**Work to be completed**: Repeat the records in full and exactly, omitting pictures.

**Exercise data**:
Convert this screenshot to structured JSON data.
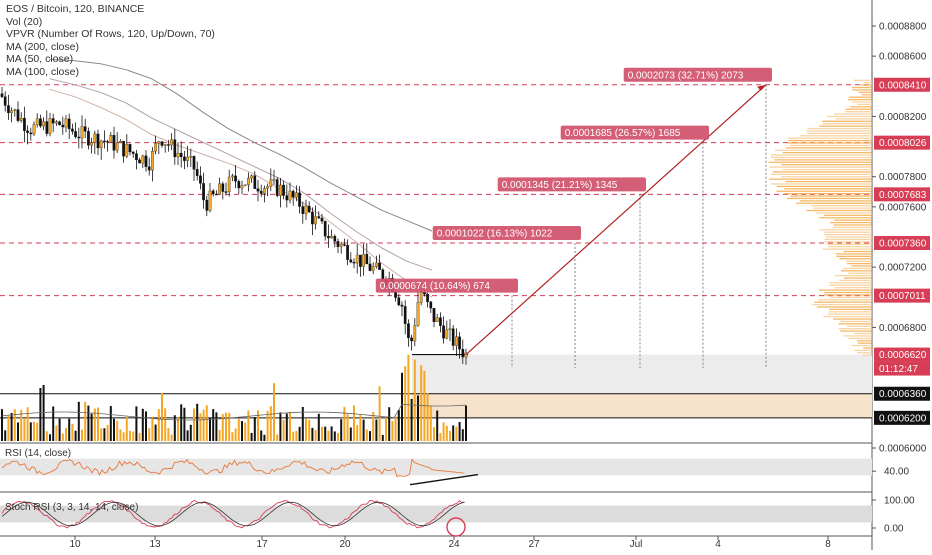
{
  "legend": {
    "symbol_line": "EOS / Bitcoin, 120, BINANCE",
    "vol_line": "Vol (20)",
    "vpvr_line": "VPVR (Number Of Rows, 120, Up/Down, 70)",
    "ma200_line": "MA (200, close)",
    "ma50_line": "MA (50, close)",
    "ma100_line": "MA (100, close)"
  },
  "price_axis": {
    "ticks": [
      "0.0008800",
      "0.0008600",
      "0.0008200",
      "0.0007800",
      "0.0007600",
      "0.0007200",
      "0.0006800",
      "0.0006000"
    ],
    "ticks_values": [
      0.00088,
      0.00086,
      0.00082,
      0.00078,
      0.00076,
      0.00072,
      0.00068,
      0.0006
    ]
  },
  "levels": [
    {
      "label": "0.0008410",
      "value": 0.000841,
      "style": "red"
    },
    {
      "label": "0.0008026",
      "value": 0.0008026,
      "style": "red"
    },
    {
      "label": "0.0007683",
      "value": 0.0007683,
      "style": "red"
    },
    {
      "label": "0.0007360",
      "value": 0.000736,
      "style": "red"
    },
    {
      "label": "0.0007011",
      "value": 0.0007011,
      "style": "red"
    },
    {
      "label": "0.0006620",
      "value": 0.000662,
      "style": "current"
    },
    {
      "label": "0.0006360",
      "value": 0.000636,
      "style": "black"
    },
    {
      "label": "0.0006200",
      "value": 0.00062,
      "style": "black"
    }
  ],
  "countdown": "01:12:47",
  "targets": [
    {
      "text": "0.0000674 (10.64%) 674",
      "value": 0.0007011,
      "date": "Jun 26"
    },
    {
      "text": "0.0001022 (16.13%) 1022",
      "value": 0.000736,
      "date": "Jun 27"
    },
    {
      "text": "0.0001345 (21.21%) 1345",
      "value": 0.0007683,
      "date": "Jun 30"
    },
    {
      "text": "0.0001685 (26.57%) 1685",
      "value": 0.0008026,
      "date": "Jul 3"
    },
    {
      "text": "0.0002073 (32.71%) 2073",
      "value": 0.000841,
      "date": "Jul 5"
    }
  ],
  "rsi": {
    "label": "RSI (14, close)",
    "tick": "40.00",
    "tick_value": 40
  },
  "stoch": {
    "label": "Stoch RSI (3, 3, 14, 14, close)",
    "ticks": [
      "100.00",
      "0.00"
    ],
    "tick_values": [
      100,
      0
    ]
  },
  "time_axis": {
    "labels": [
      "10",
      "13",
      "17",
      "20",
      "24",
      "27",
      "Jul",
      "4",
      "8"
    ]
  },
  "colors": {
    "candle": "#111111",
    "up_accent": "#f5a623",
    "level_red": "#d73d55",
    "volume_orange": "#f5a623",
    "rsi": "#e8773a",
    "ma200": "#888888",
    "ma50": "#d0b0a8",
    "ma100": "#b0a0a8"
  },
  "chart_data": {
    "type": "line",
    "title": "EOS / Bitcoin, 120, BINANCE",
    "xlabel": "",
    "ylabel": "",
    "ylim": [
      0.00059,
      0.000893
    ],
    "grid": false,
    "x": [
      "Jun 9",
      "Jun 10",
      "Jun 11",
      "Jun 12",
      "Jun 13",
      "Jun 14",
      "Jun 15",
      "Jun 16",
      "Jun 17",
      "Jun 18",
      "Jun 19",
      "Jun 20",
      "Jun 21",
      "Jun 22",
      "Jun 23",
      "Jun 24"
    ],
    "series": [
      {
        "name": "EOS / Bitcoin",
        "values": [
          0.000826,
          0.000814,
          0.00081,
          0.000803,
          0.000788,
          0.000806,
          0.000792,
          0.000775,
          0.00077,
          0.000765,
          0.000754,
          0.00072,
          0.000708,
          0.00068,
          0.000706,
          0.000662
        ]
      },
      {
        "name": "MA (200, close)",
        "values": [
          0.000858,
          0.000857,
          0.000855,
          0.000851,
          0.000845,
          0.000835,
          0.000823,
          0.000812,
          0.000803,
          0.000795,
          0.000786,
          0.000776,
          0.000767,
          0.000758,
          0.000751,
          0.000744
        ]
      },
      {
        "name": "MA (50, close)",
        "values": [
          0.000838,
          0.000833,
          0.000826,
          0.000818,
          0.000808,
          0.000801,
          0.000795,
          0.000789,
          0.000782,
          0.000772,
          0.000762,
          0.00075,
          0.000737,
          0.000723,
          0.000711,
          0.0007
        ]
      },
      {
        "name": "MA (100, close)",
        "values": [
          0.000845,
          0.000841,
          0.000836,
          0.000829,
          0.000819,
          0.000811,
          0.000803,
          0.000795,
          0.000787,
          0.000779,
          0.000769,
          0.000756,
          0.000744,
          0.000733,
          0.000724,
          0.000718
        ]
      }
    ]
  }
}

**The answer**:
Convert this screenshot to structured JSON data.
{
  "legend": {
    "symbol_line": "EOS / Bitcoin, 120, BINANCE",
    "vol_line": "Vol (20)",
    "vpvr_line": "VPVR (Number Of Rows, 120, Up/Down, 70)",
    "ma200_line": "MA (200, close)",
    "ma50_line": "MA (50, close)",
    "ma100_line": "MA (100, close)"
  },
  "price_axis": {
    "ticks": [
      "0.0008800",
      "0.0008600",
      "0.0008200",
      "0.0007800",
      "0.0007600",
      "0.0007200",
      "0.0006800",
      "0.0006000"
    ],
    "ticks_values": [
      0.00088,
      0.00086,
      0.00082,
      0.00078,
      0.00076,
      0.00072,
      0.00068,
      0.0006
    ]
  },
  "levels": [
    {
      "label": "0.0008410",
      "value": 0.000841,
      "style": "red"
    },
    {
      "label": "0.0008026",
      "value": 0.0008026,
      "style": "red"
    },
    {
      "label": "0.0007683",
      "value": 0.0007683,
      "style": "red"
    },
    {
      "label": "0.0007360",
      "value": 0.000736,
      "style": "red"
    },
    {
      "label": "0.0007011",
      "value": 0.0007011,
      "style": "red"
    },
    {
      "label": "0.0006620",
      "value": 0.000662,
      "style": "current"
    },
    {
      "label": "0.0006360",
      "value": 0.000636,
      "style": "black"
    },
    {
      "label": "0.0006200",
      "value": 0.00062,
      "style": "black"
    }
  ],
  "countdown": "01:12:47",
  "targets": [
    {
      "text": "0.0000674 (10.64%) 674",
      "value": 0.0007011,
      "date": "Jun 26"
    },
    {
      "text": "0.0001022 (16.13%) 1022",
      "value": 0.000736,
      "date": "Jun 27"
    },
    {
      "text": "0.0001345 (21.21%) 1345",
      "value": 0.0007683,
      "date": "Jun 30"
    },
    {
      "text": "0.0001685 (26.57%) 1685",
      "value": 0.0008026,
      "date": "Jul 3"
    },
    {
      "text": "0.0002073 (32.71%) 2073",
      "value": 0.000841,
      "date": "Jul 5"
    }
  ],
  "rsi": {
    "label": "RSI (14, close)",
    "tick": "40.00",
    "tick_value": 40
  },
  "stoch": {
    "label": "Stoch RSI (3, 3, 14, 14, close)",
    "ticks": [
      "100.00",
      "0.00"
    ],
    "tick_values": [
      100,
      0
    ]
  },
  "time_axis": {
    "labels": [
      "10",
      "13",
      "17",
      "20",
      "24",
      "27",
      "Jul",
      "4",
      "8"
    ]
  },
  "colors": {
    "candle": "#111111",
    "up_accent": "#f5a623",
    "level_red": "#d73d55",
    "volume_orange": "#f5a623",
    "rsi": "#e8773a",
    "ma200": "#888888",
    "ma50": "#d0b0a8",
    "ma100": "#b0a0a8"
  },
  "chart_data": {
    "type": "line",
    "title": "EOS / Bitcoin, 120, BINANCE",
    "xlabel": "",
    "ylabel": "",
    "ylim": [
      0.00059,
      0.000893
    ],
    "grid": false,
    "x": [
      "Jun 9",
      "Jun 10",
      "Jun 11",
      "Jun 12",
      "Jun 13",
      "Jun 14",
      "Jun 15",
      "Jun 16",
      "Jun 17",
      "Jun 18",
      "Jun 19",
      "Jun 20",
      "Jun 21",
      "Jun 22",
      "Jun 23",
      "Jun 24"
    ],
    "series": [
      {
        "name": "EOS / Bitcoin",
        "values": [
          0.000826,
          0.000814,
          0.00081,
          0.000803,
          0.000788,
          0.000806,
          0.000792,
          0.000775,
          0.00077,
          0.000765,
          0.000754,
          0.00072,
          0.000708,
          0.00068,
          0.000706,
          0.000662
        ]
      },
      {
        "name": "MA (200, close)",
        "values": [
          0.000858,
          0.000857,
          0.000855,
          0.000851,
          0.000845,
          0.000835,
          0.000823,
          0.000812,
          0.000803,
          0.000795,
          0.000786,
          0.000776,
          0.000767,
          0.000758,
          0.000751,
          0.000744
        ]
      },
      {
        "name": "MA (50, close)",
        "values": [
          0.000838,
          0.000833,
          0.000826,
          0.000818,
          0.000808,
          0.000801,
          0.000795,
          0.000789,
          0.000782,
          0.000772,
          0.000762,
          0.00075,
          0.000737,
          0.000723,
          0.000711,
          0.0007
        ]
      },
      {
        "name": "MA (100, close)",
        "values": [
          0.000845,
          0.000841,
          0.000836,
          0.000829,
          0.000819,
          0.000811,
          0.000803,
          0.000795,
          0.000787,
          0.000779,
          0.000769,
          0.000756,
          0.000744,
          0.000733,
          0.000724,
          0.000718
        ]
      }
    ]
  }
}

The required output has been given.